## Extracted data entries
◇ ◇ ◇ ◇ ◇

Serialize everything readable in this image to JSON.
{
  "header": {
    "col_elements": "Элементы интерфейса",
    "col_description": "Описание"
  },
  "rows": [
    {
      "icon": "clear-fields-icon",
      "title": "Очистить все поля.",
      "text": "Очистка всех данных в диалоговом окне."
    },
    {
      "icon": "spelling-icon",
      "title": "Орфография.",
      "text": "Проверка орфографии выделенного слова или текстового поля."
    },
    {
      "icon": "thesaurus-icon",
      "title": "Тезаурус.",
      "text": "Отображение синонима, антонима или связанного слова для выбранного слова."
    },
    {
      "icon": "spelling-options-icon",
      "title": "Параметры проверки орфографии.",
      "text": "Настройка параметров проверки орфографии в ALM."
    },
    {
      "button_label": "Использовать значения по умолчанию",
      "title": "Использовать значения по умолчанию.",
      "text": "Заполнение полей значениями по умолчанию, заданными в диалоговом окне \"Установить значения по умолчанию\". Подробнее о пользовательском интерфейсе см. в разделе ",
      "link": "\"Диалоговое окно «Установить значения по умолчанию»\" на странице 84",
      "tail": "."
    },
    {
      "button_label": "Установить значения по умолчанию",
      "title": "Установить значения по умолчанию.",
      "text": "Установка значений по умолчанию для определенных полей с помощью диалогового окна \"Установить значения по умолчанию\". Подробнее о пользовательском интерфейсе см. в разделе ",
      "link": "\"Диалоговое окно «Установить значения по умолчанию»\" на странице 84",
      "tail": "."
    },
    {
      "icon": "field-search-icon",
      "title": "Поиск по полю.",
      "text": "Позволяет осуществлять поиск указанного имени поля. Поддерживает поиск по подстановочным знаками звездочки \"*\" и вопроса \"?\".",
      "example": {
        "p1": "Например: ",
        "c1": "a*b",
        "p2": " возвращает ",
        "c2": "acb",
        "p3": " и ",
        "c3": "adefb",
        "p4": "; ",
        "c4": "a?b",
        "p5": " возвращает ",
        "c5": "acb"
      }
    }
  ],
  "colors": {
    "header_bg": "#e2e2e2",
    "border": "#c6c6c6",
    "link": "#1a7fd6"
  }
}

◇ ◇ ◇ ◇ ◇

## What the exercise asks
Give the data again, exactly as it stands.

## Result
Serialize everything readable in this image to JSON.
{
  "header": {
    "col_elements": "Элементы интерфейса",
    "col_description": "Описание"
  },
  "rows": [
    {
      "icon": "clear-fields-icon",
      "title": "Очистить все поля.",
      "text": "Очистка всех данных в диалоговом окне."
    },
    {
      "icon": "spelling-icon",
      "title": "Орфография.",
      "text": "Проверка орфографии выделенного слова или текстового поля."
    },
    {
      "icon": "thesaurus-icon",
      "title": "Тезаурус.",
      "text": "Отображение синонима, антонима или связанного слова для выбранного слова."
    },
    {
      "icon": "spelling-options-icon",
      "title": "Параметры проверки орфографии.",
      "text": "Настройка параметров проверки орфографии в ALM."
    },
    {
      "button_label": "Использовать значения по умолчанию",
      "title": "Использовать значения по умолчанию.",
      "text": "Заполнение полей значениями по умолчанию, заданными в диалоговом окне \"Установить значения по умолчанию\". Подробнее о пользовательском интерфейсе см. в разделе ",
      "link": "\"Диалоговое окно «Установить значения по умолчанию»\" на странице 84",
      "tail": "."
    },
    {
      "button_label": "Установить значения по умолчанию",
      "title": "Установить значения по умолчанию.",
      "text": "Установка значений по умолчанию для определенных полей с помощью диалогового окна \"Установить значения по умолчанию\". Подробнее о пользовательском интерфейсе см. в разделе ",
      "link": "\"Диалоговое окно «Установить значения по умолчанию»\" на странице 84",
      "tail": "."
    },
    {
      "icon": "field-search-icon",
      "title": "Поиск по полю.",
      "text": "Позволяет осуществлять поиск указанного имени поля. Поддерживает поиск по подстановочным знаками звездочки \"*\" и вопроса \"?\".",
      "example": {
        "p1": "Например: ",
        "c1": "a*b",
        "p2": " возвращает ",
        "c2": "acb",
        "p3": " и ",
        "c3": "adefb",
        "p4": "; ",
        "c4": "a?b",
        "p5": " возвращает ",
        "c5": "acb"
      }
    }
  ],
  "colors": {
    "header_bg": "#e2e2e2",
    "border": "#c6c6c6",
    "link": "#1a7fd6"
  }
}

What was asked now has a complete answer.